Without the images, write out all of the following entries exactly.

Collected data
────────────────────

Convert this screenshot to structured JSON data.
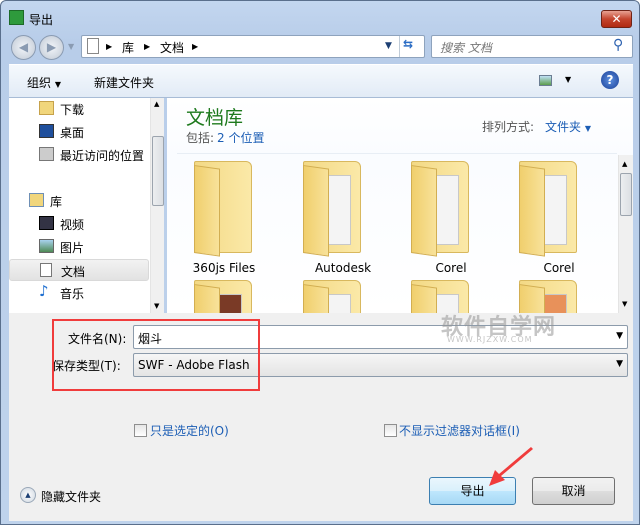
{
  "window": {
    "title": "导出",
    "close_label": "✕"
  },
  "address": {
    "segments": [
      "库",
      "文档"
    ]
  },
  "search": {
    "placeholder": "搜索 文档"
  },
  "toolbar": {
    "organize": "组织",
    "new_folder": "新建文件夹"
  },
  "nav": {
    "items": [
      {
        "label": "下载",
        "icon": "download-folder-icon"
      },
      {
        "label": "桌面",
        "icon": "desktop-icon"
      },
      {
        "label": "最近访问的位置",
        "icon": "recent-places-icon"
      },
      {
        "label": "库",
        "icon": "library-icon"
      },
      {
        "label": "视频",
        "icon": "video-icon"
      },
      {
        "label": "图片",
        "icon": "pictures-icon"
      },
      {
        "label": "文档",
        "icon": "documents-icon",
        "selected": true
      },
      {
        "label": "音乐",
        "icon": "music-icon"
      }
    ]
  },
  "library": {
    "title": "文档库",
    "includes_label": "包括:",
    "includes_link": "2 个位置",
    "arrange_label": "排列方式:",
    "arrange_value": "文件夹"
  },
  "folders": [
    {
      "name": "360js Files"
    },
    {
      "name": "Autodesk"
    },
    {
      "name": "Corel"
    },
    {
      "name": "Corel"
    }
  ],
  "form": {
    "filename_label": "文件名(N):",
    "filename_value": "烟斗",
    "filetype_label": "保存类型(T):",
    "filetype_value": "SWF - Adobe Flash"
  },
  "options": {
    "selected_only": "只是选定的(O)",
    "no_filter_dialog": "不显示过滤器对话框(I)"
  },
  "footer": {
    "hide_folders": "隐藏文件夹",
    "export": "导出",
    "cancel": "取消"
  },
  "watermark": {
    "line1": "软件自学网",
    "line2": "WWW.RJZXW.COM"
  },
  "colors": {
    "annotation": "#f03c3c",
    "accent_title": "#1e7a1e",
    "link": "#1c5eb5"
  }
}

────────────────────

Response below
Convert this screenshot to structured JSON data.
{
  "window": {
    "title": "导出",
    "close_label": "✕"
  },
  "address": {
    "segments": [
      "库",
      "文档"
    ]
  },
  "search": {
    "placeholder": "搜索 文档"
  },
  "toolbar": {
    "organize": "组织",
    "new_folder": "新建文件夹"
  },
  "nav": {
    "items": [
      {
        "label": "下载",
        "icon": "download-folder-icon"
      },
      {
        "label": "桌面",
        "icon": "desktop-icon"
      },
      {
        "label": "最近访问的位置",
        "icon": "recent-places-icon"
      },
      {
        "label": "库",
        "icon": "library-icon"
      },
      {
        "label": "视频",
        "icon": "video-icon"
      },
      {
        "label": "图片",
        "icon": "pictures-icon"
      },
      {
        "label": "文档",
        "icon": "documents-icon",
        "selected": true
      },
      {
        "label": "音乐",
        "icon": "music-icon"
      }
    ]
  },
  "library": {
    "title": "文档库",
    "includes_label": "包括:",
    "includes_link": "2 个位置",
    "arrange_label": "排列方式:",
    "arrange_value": "文件夹"
  },
  "folders": [
    {
      "name": "360js Files"
    },
    {
      "name": "Autodesk"
    },
    {
      "name": "Corel"
    },
    {
      "name": "Corel"
    }
  ],
  "form": {
    "filename_label": "文件名(N):",
    "filename_value": "烟斗",
    "filetype_label": "保存类型(T):",
    "filetype_value": "SWF - Adobe Flash"
  },
  "options": {
    "selected_only": "只是选定的(O)",
    "no_filter_dialog": "不显示过滤器对话框(I)"
  },
  "footer": {
    "hide_folders": "隐藏文件夹",
    "export": "导出",
    "cancel": "取消"
  },
  "watermark": {
    "line1": "软件自学网",
    "line2": "WWW.RJZXW.COM"
  },
  "colors": {
    "annotation": "#f03c3c",
    "accent_title": "#1e7a1e",
    "link": "#1c5eb5"
  }
}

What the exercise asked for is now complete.